_SET PROBLEM_
Single out the lines of the material that contain "seed" and copy them.

_TASK INPUT_
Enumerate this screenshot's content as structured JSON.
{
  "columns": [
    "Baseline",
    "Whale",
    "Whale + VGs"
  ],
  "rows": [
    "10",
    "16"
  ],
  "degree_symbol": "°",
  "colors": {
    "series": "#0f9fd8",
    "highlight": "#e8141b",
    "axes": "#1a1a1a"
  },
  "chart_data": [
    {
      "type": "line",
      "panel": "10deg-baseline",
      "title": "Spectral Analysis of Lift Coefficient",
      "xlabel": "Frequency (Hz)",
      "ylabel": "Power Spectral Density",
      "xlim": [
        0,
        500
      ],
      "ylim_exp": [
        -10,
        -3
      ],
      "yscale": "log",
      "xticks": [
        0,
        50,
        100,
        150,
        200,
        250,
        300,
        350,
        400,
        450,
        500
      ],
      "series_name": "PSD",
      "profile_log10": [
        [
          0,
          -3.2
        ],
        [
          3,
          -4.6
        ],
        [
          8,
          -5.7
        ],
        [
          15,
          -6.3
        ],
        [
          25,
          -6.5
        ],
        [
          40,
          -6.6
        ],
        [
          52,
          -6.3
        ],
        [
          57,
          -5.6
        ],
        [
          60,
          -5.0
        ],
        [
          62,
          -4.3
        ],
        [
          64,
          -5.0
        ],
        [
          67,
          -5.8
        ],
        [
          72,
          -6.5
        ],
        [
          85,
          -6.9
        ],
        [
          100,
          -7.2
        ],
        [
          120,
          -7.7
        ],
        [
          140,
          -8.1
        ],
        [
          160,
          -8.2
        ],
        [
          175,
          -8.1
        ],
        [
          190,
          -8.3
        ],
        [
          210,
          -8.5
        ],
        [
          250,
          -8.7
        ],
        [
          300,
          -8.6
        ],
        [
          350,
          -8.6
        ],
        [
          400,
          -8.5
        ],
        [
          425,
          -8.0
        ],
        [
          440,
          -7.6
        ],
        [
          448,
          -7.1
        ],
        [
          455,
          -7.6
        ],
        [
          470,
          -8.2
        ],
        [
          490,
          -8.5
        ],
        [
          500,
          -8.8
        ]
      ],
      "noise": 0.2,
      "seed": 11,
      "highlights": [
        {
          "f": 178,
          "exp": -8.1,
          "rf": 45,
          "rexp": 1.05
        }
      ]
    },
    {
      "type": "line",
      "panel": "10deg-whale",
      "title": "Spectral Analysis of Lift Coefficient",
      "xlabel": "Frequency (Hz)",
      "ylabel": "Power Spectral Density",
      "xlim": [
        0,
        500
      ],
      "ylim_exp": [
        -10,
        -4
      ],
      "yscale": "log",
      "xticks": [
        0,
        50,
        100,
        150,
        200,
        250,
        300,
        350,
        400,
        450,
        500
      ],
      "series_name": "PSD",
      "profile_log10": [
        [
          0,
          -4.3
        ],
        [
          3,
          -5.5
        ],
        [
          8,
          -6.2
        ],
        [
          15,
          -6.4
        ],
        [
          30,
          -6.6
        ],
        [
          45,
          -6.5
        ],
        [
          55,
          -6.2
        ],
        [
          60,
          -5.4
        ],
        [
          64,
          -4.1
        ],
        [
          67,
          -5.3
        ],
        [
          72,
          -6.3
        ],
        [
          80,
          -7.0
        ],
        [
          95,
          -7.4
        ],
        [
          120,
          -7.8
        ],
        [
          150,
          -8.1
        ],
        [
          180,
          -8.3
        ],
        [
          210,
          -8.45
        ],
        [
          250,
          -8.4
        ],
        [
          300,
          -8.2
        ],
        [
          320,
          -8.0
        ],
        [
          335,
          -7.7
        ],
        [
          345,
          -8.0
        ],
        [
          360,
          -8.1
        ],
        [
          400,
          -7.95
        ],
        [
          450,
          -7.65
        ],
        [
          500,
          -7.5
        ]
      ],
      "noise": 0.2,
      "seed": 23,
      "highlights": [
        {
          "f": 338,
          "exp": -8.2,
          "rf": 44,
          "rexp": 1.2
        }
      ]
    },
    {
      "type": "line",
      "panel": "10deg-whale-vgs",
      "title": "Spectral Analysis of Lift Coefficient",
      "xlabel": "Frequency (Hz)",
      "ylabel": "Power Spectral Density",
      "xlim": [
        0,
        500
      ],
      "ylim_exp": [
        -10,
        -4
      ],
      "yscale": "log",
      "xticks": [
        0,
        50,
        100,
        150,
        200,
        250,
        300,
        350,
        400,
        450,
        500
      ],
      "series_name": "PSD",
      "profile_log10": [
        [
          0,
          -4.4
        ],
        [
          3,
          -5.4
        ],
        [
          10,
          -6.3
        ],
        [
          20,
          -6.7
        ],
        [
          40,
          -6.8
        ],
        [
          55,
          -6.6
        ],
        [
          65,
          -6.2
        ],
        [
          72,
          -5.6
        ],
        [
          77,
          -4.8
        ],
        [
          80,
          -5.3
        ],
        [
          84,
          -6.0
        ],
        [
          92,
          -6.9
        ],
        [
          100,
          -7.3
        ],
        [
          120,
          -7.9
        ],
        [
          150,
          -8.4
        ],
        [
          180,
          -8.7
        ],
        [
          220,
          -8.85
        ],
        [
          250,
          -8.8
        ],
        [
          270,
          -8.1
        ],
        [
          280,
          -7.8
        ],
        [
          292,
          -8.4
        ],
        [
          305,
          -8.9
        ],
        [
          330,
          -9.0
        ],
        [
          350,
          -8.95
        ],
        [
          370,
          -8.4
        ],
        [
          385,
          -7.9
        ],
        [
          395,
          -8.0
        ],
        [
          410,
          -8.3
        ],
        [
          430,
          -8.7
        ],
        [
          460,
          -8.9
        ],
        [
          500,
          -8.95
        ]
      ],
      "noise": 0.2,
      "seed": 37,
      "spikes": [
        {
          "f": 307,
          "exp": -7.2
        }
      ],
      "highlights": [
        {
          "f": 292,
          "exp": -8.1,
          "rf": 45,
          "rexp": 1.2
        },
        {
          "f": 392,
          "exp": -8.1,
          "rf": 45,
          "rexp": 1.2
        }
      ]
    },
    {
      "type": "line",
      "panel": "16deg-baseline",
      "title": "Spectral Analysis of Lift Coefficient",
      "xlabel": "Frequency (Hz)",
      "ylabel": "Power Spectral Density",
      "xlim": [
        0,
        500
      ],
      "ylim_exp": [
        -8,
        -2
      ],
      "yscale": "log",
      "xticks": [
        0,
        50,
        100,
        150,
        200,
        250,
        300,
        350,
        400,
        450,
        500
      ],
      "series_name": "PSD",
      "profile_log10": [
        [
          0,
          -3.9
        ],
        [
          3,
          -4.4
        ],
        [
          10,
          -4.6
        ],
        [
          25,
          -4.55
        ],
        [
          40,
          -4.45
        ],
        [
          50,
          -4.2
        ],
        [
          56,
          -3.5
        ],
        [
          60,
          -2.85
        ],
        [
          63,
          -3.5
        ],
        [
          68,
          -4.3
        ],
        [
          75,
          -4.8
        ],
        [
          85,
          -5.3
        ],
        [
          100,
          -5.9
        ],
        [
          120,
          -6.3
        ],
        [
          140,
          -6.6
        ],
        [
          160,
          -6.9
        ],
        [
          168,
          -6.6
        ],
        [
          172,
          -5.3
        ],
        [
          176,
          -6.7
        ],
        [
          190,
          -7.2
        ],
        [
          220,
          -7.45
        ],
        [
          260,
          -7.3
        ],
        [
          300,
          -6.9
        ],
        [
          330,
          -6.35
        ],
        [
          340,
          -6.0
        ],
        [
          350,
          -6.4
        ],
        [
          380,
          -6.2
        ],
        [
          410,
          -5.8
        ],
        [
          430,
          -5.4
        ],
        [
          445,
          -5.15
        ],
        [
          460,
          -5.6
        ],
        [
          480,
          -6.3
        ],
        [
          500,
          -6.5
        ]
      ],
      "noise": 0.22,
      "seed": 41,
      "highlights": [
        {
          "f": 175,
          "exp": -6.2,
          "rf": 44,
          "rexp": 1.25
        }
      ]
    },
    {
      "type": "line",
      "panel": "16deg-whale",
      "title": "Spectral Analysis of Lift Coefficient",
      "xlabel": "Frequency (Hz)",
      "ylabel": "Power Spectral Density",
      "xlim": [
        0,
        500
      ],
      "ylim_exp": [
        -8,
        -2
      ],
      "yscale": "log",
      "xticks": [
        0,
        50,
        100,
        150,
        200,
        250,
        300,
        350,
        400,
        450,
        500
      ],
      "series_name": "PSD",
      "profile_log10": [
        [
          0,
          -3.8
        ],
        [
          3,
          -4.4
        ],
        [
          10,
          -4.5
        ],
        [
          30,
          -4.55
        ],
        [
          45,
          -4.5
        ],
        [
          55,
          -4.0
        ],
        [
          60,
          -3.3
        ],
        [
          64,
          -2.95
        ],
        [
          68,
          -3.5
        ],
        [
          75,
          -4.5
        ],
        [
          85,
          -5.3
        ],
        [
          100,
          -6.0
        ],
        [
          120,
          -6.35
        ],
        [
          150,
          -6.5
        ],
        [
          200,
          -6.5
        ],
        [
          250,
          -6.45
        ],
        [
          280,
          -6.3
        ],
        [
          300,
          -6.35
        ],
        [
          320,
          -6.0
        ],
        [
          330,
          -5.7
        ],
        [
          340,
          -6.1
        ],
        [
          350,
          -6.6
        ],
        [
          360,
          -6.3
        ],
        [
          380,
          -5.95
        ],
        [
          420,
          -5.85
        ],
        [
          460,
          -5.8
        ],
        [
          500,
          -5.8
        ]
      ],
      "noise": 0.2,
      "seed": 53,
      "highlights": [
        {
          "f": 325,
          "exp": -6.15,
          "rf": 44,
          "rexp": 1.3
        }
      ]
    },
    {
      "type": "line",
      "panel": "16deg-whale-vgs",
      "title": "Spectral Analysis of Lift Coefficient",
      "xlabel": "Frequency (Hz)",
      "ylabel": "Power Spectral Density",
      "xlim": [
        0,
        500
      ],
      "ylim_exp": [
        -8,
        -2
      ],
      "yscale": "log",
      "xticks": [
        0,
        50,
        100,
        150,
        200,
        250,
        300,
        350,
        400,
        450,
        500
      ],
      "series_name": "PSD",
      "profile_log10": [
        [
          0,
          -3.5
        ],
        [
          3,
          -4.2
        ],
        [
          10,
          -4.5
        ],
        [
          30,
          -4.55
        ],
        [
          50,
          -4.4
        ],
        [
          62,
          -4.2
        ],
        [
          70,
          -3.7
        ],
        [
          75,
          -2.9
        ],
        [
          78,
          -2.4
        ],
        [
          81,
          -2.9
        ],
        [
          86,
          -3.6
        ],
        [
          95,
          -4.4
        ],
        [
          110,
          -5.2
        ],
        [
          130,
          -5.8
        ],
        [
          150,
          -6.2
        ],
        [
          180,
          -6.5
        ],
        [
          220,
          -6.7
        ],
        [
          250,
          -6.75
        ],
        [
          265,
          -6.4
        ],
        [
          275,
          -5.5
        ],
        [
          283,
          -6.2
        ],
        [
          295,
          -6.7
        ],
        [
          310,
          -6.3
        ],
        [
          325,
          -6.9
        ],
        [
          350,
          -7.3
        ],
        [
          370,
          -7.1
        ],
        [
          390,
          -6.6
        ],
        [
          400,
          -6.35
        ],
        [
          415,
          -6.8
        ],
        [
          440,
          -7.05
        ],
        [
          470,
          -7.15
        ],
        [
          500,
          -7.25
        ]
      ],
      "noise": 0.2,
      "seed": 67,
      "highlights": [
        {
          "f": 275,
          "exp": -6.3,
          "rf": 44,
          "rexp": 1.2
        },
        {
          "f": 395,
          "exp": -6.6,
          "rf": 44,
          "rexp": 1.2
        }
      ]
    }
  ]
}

_FULL OUTPUT_
      "seed": 11,
      "seed": 23,
      "seed": 37,
      "seed": 41,
      "seed": 53,
      "seed": 67,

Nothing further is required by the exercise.